EXERCISE DESCRIPTION: Return the whole listing exactly as it stands.

LISTED ENTRIES:

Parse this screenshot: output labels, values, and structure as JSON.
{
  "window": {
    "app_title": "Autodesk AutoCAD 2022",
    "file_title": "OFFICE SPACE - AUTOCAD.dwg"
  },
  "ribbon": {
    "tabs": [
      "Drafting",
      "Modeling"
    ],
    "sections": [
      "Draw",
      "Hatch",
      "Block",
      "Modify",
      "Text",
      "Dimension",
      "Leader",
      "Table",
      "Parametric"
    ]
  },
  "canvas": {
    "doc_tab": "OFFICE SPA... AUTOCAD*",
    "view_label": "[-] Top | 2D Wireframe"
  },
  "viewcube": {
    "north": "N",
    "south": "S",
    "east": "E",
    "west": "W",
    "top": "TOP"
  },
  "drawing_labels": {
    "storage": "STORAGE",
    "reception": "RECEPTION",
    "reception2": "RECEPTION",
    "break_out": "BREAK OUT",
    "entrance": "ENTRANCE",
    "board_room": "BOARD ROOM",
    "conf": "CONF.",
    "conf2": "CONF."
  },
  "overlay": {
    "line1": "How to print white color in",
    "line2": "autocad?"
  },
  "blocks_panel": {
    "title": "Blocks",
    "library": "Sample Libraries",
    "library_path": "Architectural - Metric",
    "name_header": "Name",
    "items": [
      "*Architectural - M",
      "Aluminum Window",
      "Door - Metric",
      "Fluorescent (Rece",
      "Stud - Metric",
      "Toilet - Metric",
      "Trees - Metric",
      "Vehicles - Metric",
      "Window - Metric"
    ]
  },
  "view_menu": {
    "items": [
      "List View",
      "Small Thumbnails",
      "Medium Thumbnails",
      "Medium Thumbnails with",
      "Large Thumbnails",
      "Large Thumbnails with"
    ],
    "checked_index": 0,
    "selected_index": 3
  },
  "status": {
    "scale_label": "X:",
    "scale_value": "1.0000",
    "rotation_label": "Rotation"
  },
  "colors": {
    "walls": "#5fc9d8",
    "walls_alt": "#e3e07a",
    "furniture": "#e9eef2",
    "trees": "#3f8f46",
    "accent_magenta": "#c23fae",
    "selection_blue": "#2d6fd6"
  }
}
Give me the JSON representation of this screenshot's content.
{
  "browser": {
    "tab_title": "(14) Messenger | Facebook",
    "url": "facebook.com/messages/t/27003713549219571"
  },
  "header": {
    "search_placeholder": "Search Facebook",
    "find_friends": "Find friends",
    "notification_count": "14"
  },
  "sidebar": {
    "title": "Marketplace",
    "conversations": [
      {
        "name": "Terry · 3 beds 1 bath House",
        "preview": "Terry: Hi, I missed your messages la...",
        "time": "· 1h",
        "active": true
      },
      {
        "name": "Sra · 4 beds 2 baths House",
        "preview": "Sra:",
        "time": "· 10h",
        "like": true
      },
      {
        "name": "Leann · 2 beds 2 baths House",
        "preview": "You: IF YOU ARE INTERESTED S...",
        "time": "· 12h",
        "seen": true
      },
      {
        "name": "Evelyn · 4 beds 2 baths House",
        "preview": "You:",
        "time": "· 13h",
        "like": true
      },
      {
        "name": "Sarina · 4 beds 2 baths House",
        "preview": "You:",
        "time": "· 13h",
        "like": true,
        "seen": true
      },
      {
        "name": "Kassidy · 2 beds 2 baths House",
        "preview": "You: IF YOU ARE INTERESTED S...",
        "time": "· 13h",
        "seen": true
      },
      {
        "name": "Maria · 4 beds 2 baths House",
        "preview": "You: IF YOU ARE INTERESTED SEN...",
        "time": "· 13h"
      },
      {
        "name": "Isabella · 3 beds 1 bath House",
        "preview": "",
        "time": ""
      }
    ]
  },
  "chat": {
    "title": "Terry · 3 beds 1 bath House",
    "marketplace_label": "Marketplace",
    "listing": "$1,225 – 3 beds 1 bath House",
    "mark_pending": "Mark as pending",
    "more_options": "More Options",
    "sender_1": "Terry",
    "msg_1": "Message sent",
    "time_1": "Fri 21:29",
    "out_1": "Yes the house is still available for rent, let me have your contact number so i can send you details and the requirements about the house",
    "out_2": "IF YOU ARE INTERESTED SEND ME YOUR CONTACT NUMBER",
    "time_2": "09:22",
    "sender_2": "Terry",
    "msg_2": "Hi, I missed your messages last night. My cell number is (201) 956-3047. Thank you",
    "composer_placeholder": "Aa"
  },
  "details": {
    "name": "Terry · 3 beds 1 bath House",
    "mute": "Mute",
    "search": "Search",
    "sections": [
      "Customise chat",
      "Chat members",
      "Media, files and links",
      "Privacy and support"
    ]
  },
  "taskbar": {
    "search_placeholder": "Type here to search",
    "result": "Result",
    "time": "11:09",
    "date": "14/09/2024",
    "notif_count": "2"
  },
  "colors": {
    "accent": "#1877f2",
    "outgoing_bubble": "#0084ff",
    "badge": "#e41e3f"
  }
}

RESPONSE:
Parse this screenshot: output labels, values, and structure as JSON.
{
  "window": {
    "app_title": "Autodesk AutoCAD 2022",
    "file_title": "OFFICE SPACE - AUTOCAD.dwg"
  },
  "ribbon": {
    "tabs": [
      "Drafting",
      "Modeling"
    ],
    "sections": [
      "Draw",
      "Hatch",
      "Block",
      "Modify",
      "Text",
      "Dimension",
      "Leader",
      "Table",
      "Parametric"
    ]
  },
  "canvas": {
    "doc_tab": "OFFICE SPA... AUTOCAD*",
    "view_label": "[-] Top | 2D Wireframe"
  },
  "viewcube": {
    "north": "N",
    "south": "S",
    "east": "E",
    "west": "W",
    "top": "TOP"
  },
  "drawing_labels": {
    "storage": "STORAGE",
    "reception": "RECEPTION",
    "reception2": "RECEPTION",
    "break_out": "BREAK OUT",
    "entrance": "ENTRANCE",
    "board_room": "BOARD ROOM",
    "conf": "CONF.",
    "conf2": "CONF."
  },
  "overlay": {
    "line1": "How to print white color in",
    "line2": "autocad?"
  },
  "blocks_panel": {
    "title": "Blocks",
    "library": "Sample Libraries",
    "library_path": "Architectural - Metric",
    "name_header": "Name",
    "items": [
      "*Architectural - M",
      "Aluminum Window",
      "Door - Metric",
      "Fluorescent (Rece",
      "Stud - Metric",
      "Toilet - Metric",
      "Trees - Metric",
      "Vehicles - Metric",
      "Window - Metric"
    ]
  },
  "view_menu": {
    "items": [
      "List View",
      "Small Thumbnails",
      "Medium Thumbnails",
      "Medium Thumbnails with",
      "Large Thumbnails",
      "Large Thumbnails with"
    ],
    "checked_index": 0,
    "selected_index": 3
  },
  "status": {
    "scale_label": "X:",
    "scale_value": "1.0000",
    "rotation_label": "Rotation"
  },
  "colors": {
    "walls": "#5fc9d8",
    "walls_alt": "#e3e07a",
    "furniture": "#e9eef2",
    "trees": "#3f8f46",
    "accent_magenta": "#c23fae",
    "selection_blue": "#2d6fd6"
  }
}
Give me the JSON representation of this screenshot's content.
{
  "browser": {
    "tab_title": "(14) Messenger | Facebook",
    "url": "facebook.com/messages/t/27003713549219571"
  },
  "header": {
    "search_placeholder": "Search Facebook",
    "find_friends": "Find friends",
    "notification_count": "14"
  },
  "sidebar": {
    "title": "Marketplace",
    "conversations": [
      {
        "name": "Terry · 3 beds 1 bath House",
        "preview": "Terry: Hi, I missed your messages la...",
        "time": "· 1h",
        "active": true
      },
      {
        "name": "Sra · 4 beds 2 baths House",
        "preview": "Sra:",
        "time": "· 10h",
        "like": true
      },
      {
        "name": "Leann · 2 beds 2 baths House",
        "preview": "You: IF YOU ARE INTERESTED S...",
        "time": "· 12h",
        "seen": true
      },
      {
        "name": "Evelyn · 4 beds 2 baths House",
        "preview": "You:",
        "time": "· 13h",
        "like": true
      },
      {
        "name": "Sarina · 4 beds 2 baths House",
        "preview": "You:",
        "time": "· 13h",
        "like": true,
        "seen": true
      },
      {
        "name": "Kassidy · 2 beds 2 baths House",
        "preview": "You: IF YOU ARE INTERESTED S...",
        "time": "· 13h",
        "seen": true
      },
      {
        "name": "Maria · 4 beds 2 baths House",
        "preview": "You: IF YOU ARE INTERESTED SEN...",
        "time": "· 13h"
      },
      {
        "name": "Isabella · 3 beds 1 bath House",
        "preview": "",
        "time": ""
      }
    ]
  },
  "chat": {
    "title": "Terry · 3 beds 1 bath House",
    "marketplace_label": "Marketplace",
    "listing": "$1,225 – 3 beds 1 bath House",
    "mark_pending": "Mark as pending",
    "more_options": "More Options",
    "sender_1": "Terry",
    "msg_1": "Message sent",
    "time_1": "Fri 21:29",
    "out_1": "Yes the house is still available for rent, let me have your contact number so i can send you details and the requirements about the house",
    "out_2": "IF YOU ARE INTERESTED SEND ME YOUR CONTACT NUMBER",
    "time_2": "09:22",
    "sender_2": "Terry",
    "msg_2": "Hi, I missed your messages last night. My cell number is (201) 956-3047. Thank you",
    "composer_placeholder": "Aa"
  },
  "details": {
    "name": "Terry · 3 beds 1 bath House",
    "mute": "Mute",
    "search": "Search",
    "sections": [
      "Customise chat",
      "Chat members",
      "Media, files and links",
      "Privacy and support"
    ]
  },
  "taskbar": {
    "search_placeholder": "Type here to search",
    "result": "Result",
    "time": "11:09",
    "date": "14/09/2024",
    "notif_count": "2"
  },
  "colors": {
    "accent": "#1877f2",
    "outgoing_bubble": "#0084ff",
    "badge": "#e41e3f"
  }
}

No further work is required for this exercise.